Records excerpted from a collection:

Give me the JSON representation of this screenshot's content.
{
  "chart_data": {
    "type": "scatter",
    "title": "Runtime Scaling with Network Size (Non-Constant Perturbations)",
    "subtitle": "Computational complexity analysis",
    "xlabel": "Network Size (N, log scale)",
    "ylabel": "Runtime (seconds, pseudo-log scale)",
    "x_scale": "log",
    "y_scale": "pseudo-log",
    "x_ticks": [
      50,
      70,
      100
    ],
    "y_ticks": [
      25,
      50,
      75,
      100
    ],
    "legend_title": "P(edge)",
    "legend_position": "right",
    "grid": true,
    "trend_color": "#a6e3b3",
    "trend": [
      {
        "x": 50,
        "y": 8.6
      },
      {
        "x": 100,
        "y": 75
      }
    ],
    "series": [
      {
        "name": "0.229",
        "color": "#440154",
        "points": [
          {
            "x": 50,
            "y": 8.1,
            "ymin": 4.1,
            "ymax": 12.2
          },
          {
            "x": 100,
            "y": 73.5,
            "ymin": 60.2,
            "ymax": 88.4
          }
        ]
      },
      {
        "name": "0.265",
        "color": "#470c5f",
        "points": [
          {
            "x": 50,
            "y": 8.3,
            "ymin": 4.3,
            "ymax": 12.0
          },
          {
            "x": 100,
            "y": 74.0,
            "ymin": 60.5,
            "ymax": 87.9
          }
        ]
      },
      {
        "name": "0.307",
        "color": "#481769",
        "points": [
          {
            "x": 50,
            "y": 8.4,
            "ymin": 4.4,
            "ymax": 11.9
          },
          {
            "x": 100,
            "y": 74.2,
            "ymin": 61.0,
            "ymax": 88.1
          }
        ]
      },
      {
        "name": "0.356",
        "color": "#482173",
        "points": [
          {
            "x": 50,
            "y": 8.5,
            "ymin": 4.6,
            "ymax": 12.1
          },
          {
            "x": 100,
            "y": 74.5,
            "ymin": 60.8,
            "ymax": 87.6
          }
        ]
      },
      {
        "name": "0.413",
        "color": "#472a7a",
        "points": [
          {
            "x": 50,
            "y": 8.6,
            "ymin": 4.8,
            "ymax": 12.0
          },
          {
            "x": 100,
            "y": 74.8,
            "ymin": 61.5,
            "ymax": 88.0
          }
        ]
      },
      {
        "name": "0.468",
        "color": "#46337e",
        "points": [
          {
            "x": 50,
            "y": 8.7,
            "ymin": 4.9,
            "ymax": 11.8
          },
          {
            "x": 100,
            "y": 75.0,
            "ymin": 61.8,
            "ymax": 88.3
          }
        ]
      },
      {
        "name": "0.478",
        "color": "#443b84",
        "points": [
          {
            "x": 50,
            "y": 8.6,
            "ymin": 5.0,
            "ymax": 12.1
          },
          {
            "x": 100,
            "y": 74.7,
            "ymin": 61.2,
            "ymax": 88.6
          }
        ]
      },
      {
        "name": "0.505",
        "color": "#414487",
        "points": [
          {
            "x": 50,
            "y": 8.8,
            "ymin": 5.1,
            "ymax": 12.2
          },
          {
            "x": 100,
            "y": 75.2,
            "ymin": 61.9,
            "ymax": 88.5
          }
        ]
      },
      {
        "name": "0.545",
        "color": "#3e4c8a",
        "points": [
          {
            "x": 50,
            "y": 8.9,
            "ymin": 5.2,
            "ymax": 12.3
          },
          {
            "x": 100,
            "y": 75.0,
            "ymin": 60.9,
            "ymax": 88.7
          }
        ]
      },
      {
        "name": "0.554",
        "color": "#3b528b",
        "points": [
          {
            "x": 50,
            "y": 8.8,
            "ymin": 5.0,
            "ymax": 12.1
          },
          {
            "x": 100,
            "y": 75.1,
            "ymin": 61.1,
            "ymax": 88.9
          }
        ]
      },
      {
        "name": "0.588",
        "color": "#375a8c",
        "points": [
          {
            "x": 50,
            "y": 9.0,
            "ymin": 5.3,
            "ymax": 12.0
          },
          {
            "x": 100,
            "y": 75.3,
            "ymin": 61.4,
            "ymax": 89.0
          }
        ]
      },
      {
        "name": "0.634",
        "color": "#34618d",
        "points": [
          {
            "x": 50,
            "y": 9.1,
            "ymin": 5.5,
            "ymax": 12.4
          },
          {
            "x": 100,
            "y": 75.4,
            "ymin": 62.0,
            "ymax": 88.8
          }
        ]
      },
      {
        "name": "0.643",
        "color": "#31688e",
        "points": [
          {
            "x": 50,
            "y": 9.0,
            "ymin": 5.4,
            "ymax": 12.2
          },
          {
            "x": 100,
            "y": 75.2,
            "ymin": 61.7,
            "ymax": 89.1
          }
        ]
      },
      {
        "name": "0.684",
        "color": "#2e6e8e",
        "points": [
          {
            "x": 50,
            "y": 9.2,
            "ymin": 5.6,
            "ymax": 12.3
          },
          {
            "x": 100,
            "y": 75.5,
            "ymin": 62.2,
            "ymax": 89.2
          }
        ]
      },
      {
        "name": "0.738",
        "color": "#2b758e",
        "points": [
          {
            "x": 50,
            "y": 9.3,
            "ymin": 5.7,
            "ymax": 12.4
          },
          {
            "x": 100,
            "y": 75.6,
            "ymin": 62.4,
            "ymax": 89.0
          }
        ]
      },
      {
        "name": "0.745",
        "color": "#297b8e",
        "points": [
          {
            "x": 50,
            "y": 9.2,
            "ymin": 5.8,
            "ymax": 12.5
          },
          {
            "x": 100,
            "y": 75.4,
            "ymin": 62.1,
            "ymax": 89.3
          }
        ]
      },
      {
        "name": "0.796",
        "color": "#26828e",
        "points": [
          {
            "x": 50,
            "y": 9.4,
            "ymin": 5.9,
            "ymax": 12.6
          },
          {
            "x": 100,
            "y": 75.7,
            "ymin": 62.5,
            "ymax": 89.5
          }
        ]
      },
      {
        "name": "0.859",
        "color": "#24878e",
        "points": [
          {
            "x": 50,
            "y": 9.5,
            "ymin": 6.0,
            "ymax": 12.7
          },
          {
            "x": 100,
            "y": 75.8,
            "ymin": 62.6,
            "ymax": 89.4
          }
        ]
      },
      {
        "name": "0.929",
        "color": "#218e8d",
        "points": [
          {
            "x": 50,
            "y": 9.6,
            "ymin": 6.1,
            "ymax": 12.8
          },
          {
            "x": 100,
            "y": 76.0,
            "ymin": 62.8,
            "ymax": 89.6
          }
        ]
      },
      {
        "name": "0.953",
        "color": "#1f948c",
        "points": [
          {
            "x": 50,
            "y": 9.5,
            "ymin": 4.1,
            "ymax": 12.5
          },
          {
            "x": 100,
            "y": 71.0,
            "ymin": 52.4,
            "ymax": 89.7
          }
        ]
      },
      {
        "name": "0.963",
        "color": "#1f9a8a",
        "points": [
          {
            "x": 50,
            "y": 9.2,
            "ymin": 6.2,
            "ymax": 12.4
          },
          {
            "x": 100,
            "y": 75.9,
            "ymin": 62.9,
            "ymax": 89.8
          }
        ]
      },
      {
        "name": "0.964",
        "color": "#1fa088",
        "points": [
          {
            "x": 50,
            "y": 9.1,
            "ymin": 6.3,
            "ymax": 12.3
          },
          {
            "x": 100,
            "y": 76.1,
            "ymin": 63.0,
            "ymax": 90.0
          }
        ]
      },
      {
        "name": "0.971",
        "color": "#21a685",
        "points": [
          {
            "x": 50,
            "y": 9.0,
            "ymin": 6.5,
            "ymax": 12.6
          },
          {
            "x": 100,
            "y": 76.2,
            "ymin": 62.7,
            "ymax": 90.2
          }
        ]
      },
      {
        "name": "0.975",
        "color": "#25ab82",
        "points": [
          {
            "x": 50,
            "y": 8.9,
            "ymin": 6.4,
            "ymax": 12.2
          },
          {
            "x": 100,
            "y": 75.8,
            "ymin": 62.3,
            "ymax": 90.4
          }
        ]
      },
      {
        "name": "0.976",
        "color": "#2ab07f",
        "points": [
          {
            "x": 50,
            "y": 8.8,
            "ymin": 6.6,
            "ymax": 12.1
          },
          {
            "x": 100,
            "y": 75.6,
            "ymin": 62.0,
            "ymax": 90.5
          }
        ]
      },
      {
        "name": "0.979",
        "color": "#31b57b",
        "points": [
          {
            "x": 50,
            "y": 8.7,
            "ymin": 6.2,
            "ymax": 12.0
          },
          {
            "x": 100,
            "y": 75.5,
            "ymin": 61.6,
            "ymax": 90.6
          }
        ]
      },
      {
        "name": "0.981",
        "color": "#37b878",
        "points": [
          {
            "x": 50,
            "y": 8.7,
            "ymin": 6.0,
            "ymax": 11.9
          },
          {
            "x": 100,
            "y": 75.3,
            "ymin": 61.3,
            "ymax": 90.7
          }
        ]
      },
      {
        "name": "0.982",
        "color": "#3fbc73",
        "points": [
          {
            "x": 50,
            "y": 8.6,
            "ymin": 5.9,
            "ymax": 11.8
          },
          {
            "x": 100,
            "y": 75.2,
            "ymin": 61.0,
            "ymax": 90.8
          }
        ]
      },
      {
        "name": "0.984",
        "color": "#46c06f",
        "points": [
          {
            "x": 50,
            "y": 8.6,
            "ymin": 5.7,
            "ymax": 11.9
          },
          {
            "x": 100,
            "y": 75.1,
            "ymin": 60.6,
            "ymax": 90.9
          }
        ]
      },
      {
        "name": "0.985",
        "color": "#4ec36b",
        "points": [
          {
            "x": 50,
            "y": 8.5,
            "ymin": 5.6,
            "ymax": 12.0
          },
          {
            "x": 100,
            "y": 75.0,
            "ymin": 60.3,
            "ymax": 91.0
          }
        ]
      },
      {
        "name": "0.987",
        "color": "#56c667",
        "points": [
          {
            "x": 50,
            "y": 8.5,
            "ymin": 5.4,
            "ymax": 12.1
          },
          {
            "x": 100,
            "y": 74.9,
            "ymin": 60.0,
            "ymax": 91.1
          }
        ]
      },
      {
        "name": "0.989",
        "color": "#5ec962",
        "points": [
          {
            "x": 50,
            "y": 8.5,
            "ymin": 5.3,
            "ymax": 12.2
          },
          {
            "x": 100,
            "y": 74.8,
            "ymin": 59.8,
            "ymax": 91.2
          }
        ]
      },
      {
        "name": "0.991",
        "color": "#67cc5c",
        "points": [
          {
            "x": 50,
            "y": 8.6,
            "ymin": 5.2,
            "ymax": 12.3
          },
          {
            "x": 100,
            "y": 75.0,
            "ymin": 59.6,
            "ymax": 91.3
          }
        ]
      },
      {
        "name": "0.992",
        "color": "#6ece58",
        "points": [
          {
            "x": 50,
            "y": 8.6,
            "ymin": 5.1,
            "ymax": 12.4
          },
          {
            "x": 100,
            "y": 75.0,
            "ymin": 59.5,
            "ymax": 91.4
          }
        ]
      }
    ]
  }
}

- PROBLEM REQUIREMENTS
Look through the entries above and report each line where the string "Size" occurs.

- REPLY TO THE EXERCISE
    "title": "Runtime Scaling with Network Size (Non-Constant Perturbations)",
    "xlabel": "Network Size (N, log scale)",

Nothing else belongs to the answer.